◆ TASK DATA ◆

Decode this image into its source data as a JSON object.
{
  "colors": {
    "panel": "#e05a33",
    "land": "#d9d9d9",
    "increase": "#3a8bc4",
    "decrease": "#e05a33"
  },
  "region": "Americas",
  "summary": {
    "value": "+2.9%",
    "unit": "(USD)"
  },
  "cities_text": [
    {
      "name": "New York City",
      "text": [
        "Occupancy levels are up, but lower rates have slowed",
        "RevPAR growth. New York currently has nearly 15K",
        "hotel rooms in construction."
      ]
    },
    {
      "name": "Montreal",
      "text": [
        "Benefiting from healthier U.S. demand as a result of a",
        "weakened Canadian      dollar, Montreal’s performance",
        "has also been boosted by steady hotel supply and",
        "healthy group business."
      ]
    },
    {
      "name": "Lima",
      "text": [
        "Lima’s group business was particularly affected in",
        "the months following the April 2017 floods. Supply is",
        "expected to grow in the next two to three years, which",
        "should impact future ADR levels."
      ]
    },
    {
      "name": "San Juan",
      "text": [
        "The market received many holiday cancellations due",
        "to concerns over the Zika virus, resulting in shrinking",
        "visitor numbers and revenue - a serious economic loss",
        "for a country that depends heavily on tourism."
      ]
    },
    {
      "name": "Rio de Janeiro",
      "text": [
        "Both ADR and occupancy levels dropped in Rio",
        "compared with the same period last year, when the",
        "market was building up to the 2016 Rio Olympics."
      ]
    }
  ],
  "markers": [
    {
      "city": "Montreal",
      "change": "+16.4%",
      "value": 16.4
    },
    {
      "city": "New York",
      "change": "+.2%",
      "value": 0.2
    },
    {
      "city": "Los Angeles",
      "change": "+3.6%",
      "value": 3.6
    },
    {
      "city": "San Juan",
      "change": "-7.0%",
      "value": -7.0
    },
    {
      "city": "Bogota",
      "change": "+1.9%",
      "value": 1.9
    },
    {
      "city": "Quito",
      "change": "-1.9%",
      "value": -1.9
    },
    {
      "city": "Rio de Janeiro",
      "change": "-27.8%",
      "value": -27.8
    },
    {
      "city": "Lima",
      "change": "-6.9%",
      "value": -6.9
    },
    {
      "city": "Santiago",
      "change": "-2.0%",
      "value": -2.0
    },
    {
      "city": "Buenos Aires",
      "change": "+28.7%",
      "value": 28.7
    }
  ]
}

==

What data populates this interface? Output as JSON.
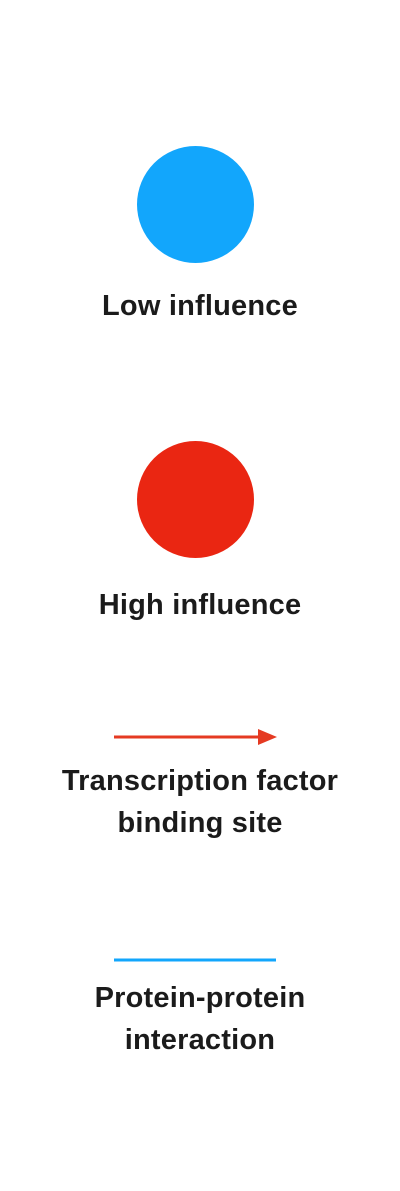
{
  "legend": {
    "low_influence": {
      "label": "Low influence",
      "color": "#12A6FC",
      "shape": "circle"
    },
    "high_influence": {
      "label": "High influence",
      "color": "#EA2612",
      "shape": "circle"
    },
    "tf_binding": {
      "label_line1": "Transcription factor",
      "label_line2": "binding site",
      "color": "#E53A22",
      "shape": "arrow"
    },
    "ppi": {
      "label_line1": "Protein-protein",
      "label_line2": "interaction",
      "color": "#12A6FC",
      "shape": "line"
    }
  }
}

◆ WHAT IS EXPECTED ◆
Since only the total is wanted, work out how many lines of the data above contain "market" and state it alone.

◆ EXPECTED OUTPUT ◆
2